Directions:
The records below must be copied in full; omit the images.

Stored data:
-=-=-=-=-
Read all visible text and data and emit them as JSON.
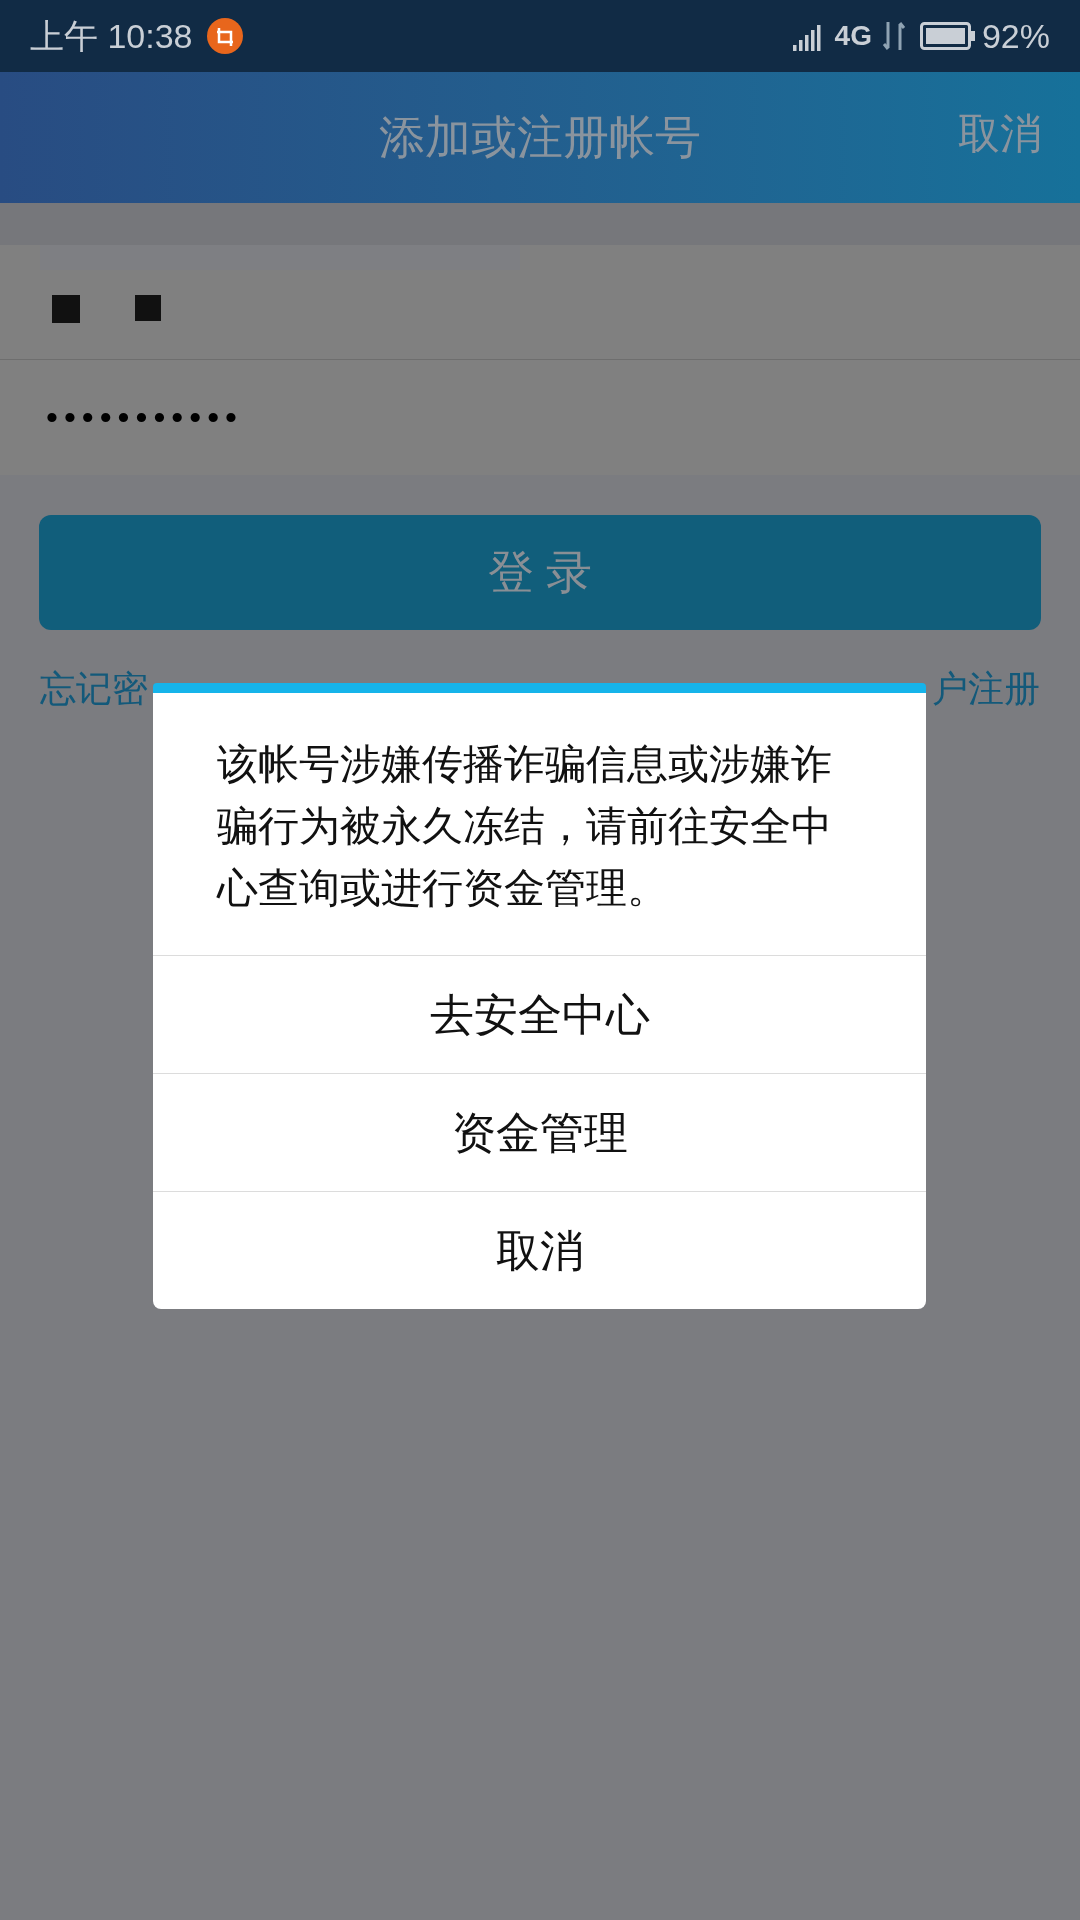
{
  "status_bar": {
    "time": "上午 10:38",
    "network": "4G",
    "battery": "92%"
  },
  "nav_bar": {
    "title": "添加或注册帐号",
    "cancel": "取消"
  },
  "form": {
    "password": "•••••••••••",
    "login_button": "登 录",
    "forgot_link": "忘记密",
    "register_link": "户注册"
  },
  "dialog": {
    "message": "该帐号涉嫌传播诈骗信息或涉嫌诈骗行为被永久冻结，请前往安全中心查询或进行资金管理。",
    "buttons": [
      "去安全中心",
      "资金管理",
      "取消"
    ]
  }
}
-=-=-=-=-
Output below:
Read all visible text and data and emit them as JSON.
{
  "status_bar": {
    "time": "上午 10:38",
    "network": "4G",
    "battery": "92%"
  },
  "nav_bar": {
    "title": "添加或注册帐号",
    "cancel": "取消"
  },
  "form": {
    "password": "•••••••••••",
    "login_button": "登 录",
    "forgot_link": "忘记密",
    "register_link": "户注册"
  },
  "dialog": {
    "message": "该帐号涉嫌传播诈骗信息或涉嫌诈骗行为被永久冻结，请前往安全中心查询或进行资金管理。",
    "buttons": [
      "去安全中心",
      "资金管理",
      "取消"
    ]
  }
}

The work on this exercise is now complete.